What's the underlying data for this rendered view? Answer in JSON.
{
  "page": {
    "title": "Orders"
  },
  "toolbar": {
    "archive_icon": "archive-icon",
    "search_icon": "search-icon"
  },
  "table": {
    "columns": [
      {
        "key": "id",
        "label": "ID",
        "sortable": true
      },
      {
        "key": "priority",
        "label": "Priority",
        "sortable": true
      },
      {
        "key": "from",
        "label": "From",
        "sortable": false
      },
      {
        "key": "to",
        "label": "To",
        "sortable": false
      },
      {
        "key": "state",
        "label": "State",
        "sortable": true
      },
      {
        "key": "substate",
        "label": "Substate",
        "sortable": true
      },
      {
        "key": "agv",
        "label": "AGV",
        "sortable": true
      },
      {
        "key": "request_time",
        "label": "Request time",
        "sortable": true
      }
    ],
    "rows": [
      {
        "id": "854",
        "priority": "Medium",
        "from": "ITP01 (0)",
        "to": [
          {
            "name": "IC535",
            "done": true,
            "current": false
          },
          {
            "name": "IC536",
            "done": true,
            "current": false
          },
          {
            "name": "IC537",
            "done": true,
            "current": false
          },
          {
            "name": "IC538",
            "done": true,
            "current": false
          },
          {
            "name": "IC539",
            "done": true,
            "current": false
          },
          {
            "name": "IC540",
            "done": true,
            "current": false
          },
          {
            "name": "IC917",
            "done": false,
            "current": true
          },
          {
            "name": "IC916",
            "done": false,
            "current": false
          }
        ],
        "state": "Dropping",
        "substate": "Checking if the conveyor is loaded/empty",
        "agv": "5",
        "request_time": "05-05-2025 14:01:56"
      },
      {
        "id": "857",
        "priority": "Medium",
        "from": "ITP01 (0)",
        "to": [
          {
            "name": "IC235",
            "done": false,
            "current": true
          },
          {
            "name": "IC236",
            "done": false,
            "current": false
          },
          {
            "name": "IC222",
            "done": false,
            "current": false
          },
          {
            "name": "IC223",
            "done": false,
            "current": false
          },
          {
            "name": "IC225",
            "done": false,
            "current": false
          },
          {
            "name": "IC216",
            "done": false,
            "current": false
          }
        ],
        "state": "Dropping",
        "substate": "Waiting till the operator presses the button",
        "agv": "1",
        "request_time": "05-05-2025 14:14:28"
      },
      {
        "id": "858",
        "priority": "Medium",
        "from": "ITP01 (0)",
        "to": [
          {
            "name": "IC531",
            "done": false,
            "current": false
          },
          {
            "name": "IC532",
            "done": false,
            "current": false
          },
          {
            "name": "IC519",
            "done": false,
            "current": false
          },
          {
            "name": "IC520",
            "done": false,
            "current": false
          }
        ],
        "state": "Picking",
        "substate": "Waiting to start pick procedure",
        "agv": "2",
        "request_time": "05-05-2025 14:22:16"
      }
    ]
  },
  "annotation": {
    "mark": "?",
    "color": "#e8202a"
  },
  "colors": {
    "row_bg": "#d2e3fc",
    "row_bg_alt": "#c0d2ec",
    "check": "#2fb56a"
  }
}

——————

Restate every entry word for word.

Worked answer:
What's the underlying data for this rendered view? Answer in JSON.
{
  "page": {
    "title": "Orders"
  },
  "toolbar": {
    "archive_icon": "archive-icon",
    "search_icon": "search-icon"
  },
  "table": {
    "columns": [
      {
        "key": "id",
        "label": "ID",
        "sortable": true
      },
      {
        "key": "priority",
        "label": "Priority",
        "sortable": true
      },
      {
        "key": "from",
        "label": "From",
        "sortable": false
      },
      {
        "key": "to",
        "label": "To",
        "sortable": false
      },
      {
        "key": "state",
        "label": "State",
        "sortable": true
      },
      {
        "key": "substate",
        "label": "Substate",
        "sortable": true
      },
      {
        "key": "agv",
        "label": "AGV",
        "sortable": true
      },
      {
        "key": "request_time",
        "label": "Request time",
        "sortable": true
      }
    ],
    "rows": [
      {
        "id": "854",
        "priority": "Medium",
        "from": "ITP01 (0)",
        "to": [
          {
            "name": "IC535",
            "done": true,
            "current": false
          },
          {
            "name": "IC536",
            "done": true,
            "current": false
          },
          {
            "name": "IC537",
            "done": true,
            "current": false
          },
          {
            "name": "IC538",
            "done": true,
            "current": false
          },
          {
            "name": "IC539",
            "done": true,
            "current": false
          },
          {
            "name": "IC540",
            "done": true,
            "current": false
          },
          {
            "name": "IC917",
            "done": false,
            "current": true
          },
          {
            "name": "IC916",
            "done": false,
            "current": false
          }
        ],
        "state": "Dropping",
        "substate": "Checking if the conveyor is loaded/empty",
        "agv": "5",
        "request_time": "05-05-2025 14:01:56"
      },
      {
        "id": "857",
        "priority": "Medium",
        "from": "ITP01 (0)",
        "to": [
          {
            "name": "IC235",
            "done": false,
            "current": true
          },
          {
            "name": "IC236",
            "done": false,
            "current": false
          },
          {
            "name": "IC222",
            "done": false,
            "current": false
          },
          {
            "name": "IC223",
            "done": false,
            "current": false
          },
          {
            "name": "IC225",
            "done": false,
            "current": false
          },
          {
            "name": "IC216",
            "done": false,
            "current": false
          }
        ],
        "state": "Dropping",
        "substate": "Waiting till the operator presses the button",
        "agv": "1",
        "request_time": "05-05-2025 14:14:28"
      },
      {
        "id": "858",
        "priority": "Medium",
        "from": "ITP01 (0)",
        "to": [
          {
            "name": "IC531",
            "done": false,
            "current": false
          },
          {
            "name": "IC532",
            "done": false,
            "current": false
          },
          {
            "name": "IC519",
            "done": false,
            "current": false
          },
          {
            "name": "IC520",
            "done": false,
            "current": false
          }
        ],
        "state": "Picking",
        "substate": "Waiting to start pick procedure",
        "agv": "2",
        "request_time": "05-05-2025 14:22:16"
      }
    ]
  },
  "annotation": {
    "mark": "?",
    "color": "#e8202a"
  },
  "colors": {
    "row_bg": "#d2e3fc",
    "row_bg_alt": "#c0d2ec",
    "check": "#2fb56a"
  }
}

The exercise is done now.